- Task:
Count how many lines contain "xlabel" and reply with that number only.

---------- Records to process

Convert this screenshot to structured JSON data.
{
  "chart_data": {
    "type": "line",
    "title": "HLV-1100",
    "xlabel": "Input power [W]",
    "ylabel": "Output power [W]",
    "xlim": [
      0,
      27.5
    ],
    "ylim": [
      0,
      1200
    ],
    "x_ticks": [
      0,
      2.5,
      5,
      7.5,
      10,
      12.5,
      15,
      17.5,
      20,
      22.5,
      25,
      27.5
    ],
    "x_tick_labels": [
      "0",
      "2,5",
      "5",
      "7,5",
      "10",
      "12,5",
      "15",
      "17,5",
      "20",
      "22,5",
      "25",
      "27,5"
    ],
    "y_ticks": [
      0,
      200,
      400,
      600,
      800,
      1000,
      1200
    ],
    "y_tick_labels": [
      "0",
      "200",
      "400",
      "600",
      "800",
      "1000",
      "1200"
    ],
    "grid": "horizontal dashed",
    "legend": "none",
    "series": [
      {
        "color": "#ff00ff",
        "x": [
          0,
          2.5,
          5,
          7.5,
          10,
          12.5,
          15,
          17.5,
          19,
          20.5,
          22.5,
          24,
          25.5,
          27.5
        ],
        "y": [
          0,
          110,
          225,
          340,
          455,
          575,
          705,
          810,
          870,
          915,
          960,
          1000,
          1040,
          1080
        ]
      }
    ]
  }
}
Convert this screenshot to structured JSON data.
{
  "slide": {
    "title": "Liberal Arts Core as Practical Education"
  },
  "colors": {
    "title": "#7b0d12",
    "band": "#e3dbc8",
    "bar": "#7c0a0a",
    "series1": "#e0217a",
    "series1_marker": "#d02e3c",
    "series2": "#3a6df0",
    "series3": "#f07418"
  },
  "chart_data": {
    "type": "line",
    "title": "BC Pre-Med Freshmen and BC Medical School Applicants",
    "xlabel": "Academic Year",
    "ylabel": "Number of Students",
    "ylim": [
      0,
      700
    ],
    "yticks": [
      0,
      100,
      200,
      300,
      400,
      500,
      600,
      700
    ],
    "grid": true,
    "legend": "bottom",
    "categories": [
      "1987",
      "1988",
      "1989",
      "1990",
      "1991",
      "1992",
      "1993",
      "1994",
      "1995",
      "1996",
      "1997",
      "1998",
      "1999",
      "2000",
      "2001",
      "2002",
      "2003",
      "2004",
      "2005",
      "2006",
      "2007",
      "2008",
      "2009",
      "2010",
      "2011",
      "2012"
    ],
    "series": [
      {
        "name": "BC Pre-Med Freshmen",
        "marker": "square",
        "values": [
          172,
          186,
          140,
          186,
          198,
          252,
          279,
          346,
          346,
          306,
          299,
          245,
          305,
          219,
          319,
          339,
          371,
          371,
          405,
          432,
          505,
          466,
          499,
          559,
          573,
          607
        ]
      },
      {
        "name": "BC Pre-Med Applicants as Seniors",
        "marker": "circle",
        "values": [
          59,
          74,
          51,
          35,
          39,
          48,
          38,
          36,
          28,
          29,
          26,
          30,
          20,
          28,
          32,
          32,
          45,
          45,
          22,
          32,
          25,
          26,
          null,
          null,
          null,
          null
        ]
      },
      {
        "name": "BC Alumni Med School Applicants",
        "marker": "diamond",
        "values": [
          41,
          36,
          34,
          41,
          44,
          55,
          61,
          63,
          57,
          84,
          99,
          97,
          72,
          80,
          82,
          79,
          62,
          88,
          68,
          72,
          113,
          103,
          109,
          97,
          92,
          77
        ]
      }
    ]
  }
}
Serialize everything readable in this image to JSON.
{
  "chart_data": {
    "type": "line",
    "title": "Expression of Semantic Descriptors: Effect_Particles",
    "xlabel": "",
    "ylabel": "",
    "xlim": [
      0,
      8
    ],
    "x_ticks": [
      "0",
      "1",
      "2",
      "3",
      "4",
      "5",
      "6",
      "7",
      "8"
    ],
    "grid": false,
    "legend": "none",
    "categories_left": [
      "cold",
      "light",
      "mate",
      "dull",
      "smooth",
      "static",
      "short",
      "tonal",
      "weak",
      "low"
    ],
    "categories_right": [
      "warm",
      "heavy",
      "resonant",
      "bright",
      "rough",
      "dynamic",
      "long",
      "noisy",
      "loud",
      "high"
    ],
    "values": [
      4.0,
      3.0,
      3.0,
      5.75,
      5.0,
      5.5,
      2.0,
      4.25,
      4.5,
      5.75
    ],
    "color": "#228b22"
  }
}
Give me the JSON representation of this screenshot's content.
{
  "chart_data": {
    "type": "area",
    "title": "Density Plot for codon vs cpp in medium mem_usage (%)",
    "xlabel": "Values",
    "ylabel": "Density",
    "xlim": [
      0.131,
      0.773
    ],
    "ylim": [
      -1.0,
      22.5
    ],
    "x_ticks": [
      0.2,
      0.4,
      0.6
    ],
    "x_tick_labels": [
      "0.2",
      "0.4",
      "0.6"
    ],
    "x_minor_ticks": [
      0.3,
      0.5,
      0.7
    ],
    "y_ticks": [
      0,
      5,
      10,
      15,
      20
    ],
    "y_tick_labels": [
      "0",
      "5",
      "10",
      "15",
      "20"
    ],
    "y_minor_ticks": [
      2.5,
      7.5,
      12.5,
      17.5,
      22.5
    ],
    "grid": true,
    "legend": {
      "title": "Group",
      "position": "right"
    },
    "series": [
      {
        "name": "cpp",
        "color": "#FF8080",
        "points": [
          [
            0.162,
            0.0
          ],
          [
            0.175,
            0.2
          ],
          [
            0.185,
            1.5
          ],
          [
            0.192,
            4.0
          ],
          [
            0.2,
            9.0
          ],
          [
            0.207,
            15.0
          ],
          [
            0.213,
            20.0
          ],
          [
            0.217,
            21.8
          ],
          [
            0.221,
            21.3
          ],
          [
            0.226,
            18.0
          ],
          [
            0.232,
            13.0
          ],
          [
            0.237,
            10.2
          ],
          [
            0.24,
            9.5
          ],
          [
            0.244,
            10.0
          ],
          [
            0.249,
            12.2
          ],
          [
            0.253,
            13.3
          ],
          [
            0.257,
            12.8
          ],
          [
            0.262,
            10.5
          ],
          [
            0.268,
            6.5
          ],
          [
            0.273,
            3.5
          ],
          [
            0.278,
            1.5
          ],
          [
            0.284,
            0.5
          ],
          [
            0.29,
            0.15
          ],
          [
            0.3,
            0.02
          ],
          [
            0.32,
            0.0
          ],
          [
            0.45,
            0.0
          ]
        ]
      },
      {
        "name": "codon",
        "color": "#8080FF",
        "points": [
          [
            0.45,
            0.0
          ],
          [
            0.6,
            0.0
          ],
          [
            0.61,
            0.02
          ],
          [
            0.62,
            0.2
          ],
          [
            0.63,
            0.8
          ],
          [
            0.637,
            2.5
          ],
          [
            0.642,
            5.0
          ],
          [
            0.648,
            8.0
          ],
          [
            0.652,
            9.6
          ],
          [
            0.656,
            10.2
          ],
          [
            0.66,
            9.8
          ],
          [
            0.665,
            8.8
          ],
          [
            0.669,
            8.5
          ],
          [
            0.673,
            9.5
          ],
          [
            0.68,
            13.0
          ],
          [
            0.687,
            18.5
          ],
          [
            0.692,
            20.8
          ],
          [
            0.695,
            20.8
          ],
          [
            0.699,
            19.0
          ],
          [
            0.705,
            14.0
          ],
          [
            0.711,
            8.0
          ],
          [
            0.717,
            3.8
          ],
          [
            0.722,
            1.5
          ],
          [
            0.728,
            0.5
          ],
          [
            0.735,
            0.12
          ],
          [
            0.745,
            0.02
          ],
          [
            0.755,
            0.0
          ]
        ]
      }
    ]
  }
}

--------------------

- Solution to the exercise:
4